• To be done
Repeat all of the material below exactly as written, images excluded.

(Records from a dataset)
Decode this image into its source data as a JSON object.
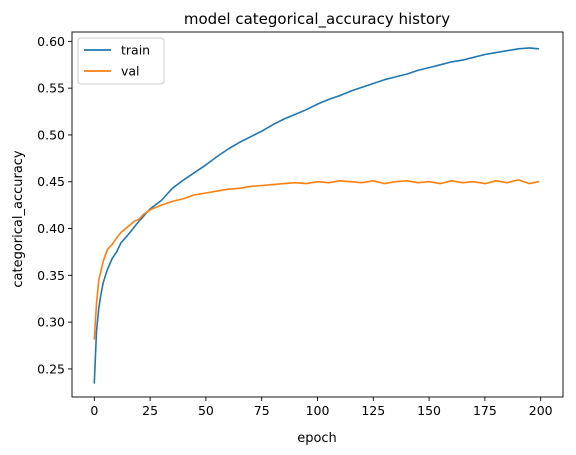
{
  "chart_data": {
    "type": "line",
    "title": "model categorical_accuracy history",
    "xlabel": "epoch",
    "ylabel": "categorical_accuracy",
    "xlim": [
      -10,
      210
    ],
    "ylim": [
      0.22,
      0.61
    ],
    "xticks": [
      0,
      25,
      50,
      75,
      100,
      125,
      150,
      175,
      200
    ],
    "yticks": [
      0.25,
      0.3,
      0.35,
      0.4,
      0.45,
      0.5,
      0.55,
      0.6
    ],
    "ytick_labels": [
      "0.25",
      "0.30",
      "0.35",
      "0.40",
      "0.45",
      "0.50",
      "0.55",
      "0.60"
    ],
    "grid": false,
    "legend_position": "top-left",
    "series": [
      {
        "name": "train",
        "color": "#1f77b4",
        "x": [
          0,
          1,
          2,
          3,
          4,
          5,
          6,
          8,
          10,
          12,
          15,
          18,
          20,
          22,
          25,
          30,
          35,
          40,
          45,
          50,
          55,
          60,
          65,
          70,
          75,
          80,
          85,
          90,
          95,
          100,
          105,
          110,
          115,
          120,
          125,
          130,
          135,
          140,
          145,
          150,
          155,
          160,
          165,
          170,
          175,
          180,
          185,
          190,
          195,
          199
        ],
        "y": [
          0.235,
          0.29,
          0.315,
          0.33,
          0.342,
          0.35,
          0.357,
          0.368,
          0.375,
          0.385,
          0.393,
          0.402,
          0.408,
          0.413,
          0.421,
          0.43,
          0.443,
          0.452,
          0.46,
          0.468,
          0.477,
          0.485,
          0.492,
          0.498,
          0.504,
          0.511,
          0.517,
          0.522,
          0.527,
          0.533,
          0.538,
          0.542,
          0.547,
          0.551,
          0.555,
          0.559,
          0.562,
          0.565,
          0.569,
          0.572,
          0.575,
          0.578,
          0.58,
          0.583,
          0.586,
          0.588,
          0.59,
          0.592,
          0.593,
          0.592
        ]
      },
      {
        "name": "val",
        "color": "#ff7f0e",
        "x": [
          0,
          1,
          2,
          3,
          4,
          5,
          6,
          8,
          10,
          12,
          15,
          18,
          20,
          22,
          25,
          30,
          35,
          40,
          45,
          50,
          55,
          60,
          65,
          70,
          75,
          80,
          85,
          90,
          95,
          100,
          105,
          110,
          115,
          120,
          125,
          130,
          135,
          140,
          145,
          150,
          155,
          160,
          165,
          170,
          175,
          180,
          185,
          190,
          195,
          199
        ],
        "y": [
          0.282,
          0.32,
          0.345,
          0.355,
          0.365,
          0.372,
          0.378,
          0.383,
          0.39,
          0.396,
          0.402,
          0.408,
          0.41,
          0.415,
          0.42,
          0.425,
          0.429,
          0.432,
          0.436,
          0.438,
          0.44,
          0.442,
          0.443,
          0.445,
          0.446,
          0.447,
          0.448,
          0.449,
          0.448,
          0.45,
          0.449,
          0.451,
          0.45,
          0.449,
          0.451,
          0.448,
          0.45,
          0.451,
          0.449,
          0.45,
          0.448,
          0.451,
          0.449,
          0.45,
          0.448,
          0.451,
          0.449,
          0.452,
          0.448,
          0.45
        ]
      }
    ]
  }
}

• Answer for this exercise
Decode this image into its source data as a JSON object.
{
  "chart_data": {
    "type": "line",
    "title": "model categorical_accuracy history",
    "xlabel": "epoch",
    "ylabel": "categorical_accuracy",
    "xlim": [
      -10,
      210
    ],
    "ylim": [
      0.22,
      0.61
    ],
    "xticks": [
      0,
      25,
      50,
      75,
      100,
      125,
      150,
      175,
      200
    ],
    "yticks": [
      0.25,
      0.3,
      0.35,
      0.4,
      0.45,
      0.5,
      0.55,
      0.6
    ],
    "ytick_labels": [
      "0.25",
      "0.30",
      "0.35",
      "0.40",
      "0.45",
      "0.50",
      "0.55",
      "0.60"
    ],
    "grid": false,
    "legend_position": "top-left",
    "series": [
      {
        "name": "train",
        "color": "#1f77b4",
        "x": [
          0,
          1,
          2,
          3,
          4,
          5,
          6,
          8,
          10,
          12,
          15,
          18,
          20,
          22,
          25,
          30,
          35,
          40,
          45,
          50,
          55,
          60,
          65,
          70,
          75,
          80,
          85,
          90,
          95,
          100,
          105,
          110,
          115,
          120,
          125,
          130,
          135,
          140,
          145,
          150,
          155,
          160,
          165,
          170,
          175,
          180,
          185,
          190,
          195,
          199
        ],
        "y": [
          0.235,
          0.29,
          0.315,
          0.33,
          0.342,
          0.35,
          0.357,
          0.368,
          0.375,
          0.385,
          0.393,
          0.402,
          0.408,
          0.413,
          0.421,
          0.43,
          0.443,
          0.452,
          0.46,
          0.468,
          0.477,
          0.485,
          0.492,
          0.498,
          0.504,
          0.511,
          0.517,
          0.522,
          0.527,
          0.533,
          0.538,
          0.542,
          0.547,
          0.551,
          0.555,
          0.559,
          0.562,
          0.565,
          0.569,
          0.572,
          0.575,
          0.578,
          0.58,
          0.583,
          0.586,
          0.588,
          0.59,
          0.592,
          0.593,
          0.592
        ]
      },
      {
        "name": "val",
        "color": "#ff7f0e",
        "x": [
          0,
          1,
          2,
          3,
          4,
          5,
          6,
          8,
          10,
          12,
          15,
          18,
          20,
          22,
          25,
          30,
          35,
          40,
          45,
          50,
          55,
          60,
          65,
          70,
          75,
          80,
          85,
          90,
          95,
          100,
          105,
          110,
          115,
          120,
          125,
          130,
          135,
          140,
          145,
          150,
          155,
          160,
          165,
          170,
          175,
          180,
          185,
          190,
          195,
          199
        ],
        "y": [
          0.282,
          0.32,
          0.345,
          0.355,
          0.365,
          0.372,
          0.378,
          0.383,
          0.39,
          0.396,
          0.402,
          0.408,
          0.41,
          0.415,
          0.42,
          0.425,
          0.429,
          0.432,
          0.436,
          0.438,
          0.44,
          0.442,
          0.443,
          0.445,
          0.446,
          0.447,
          0.448,
          0.449,
          0.448,
          0.45,
          0.449,
          0.451,
          0.45,
          0.449,
          0.451,
          0.448,
          0.45,
          0.451,
          0.449,
          0.45,
          0.448,
          0.451,
          0.449,
          0.45,
          0.448,
          0.451,
          0.449,
          0.452,
          0.448,
          0.45
        ]
      }
    ]
  }
}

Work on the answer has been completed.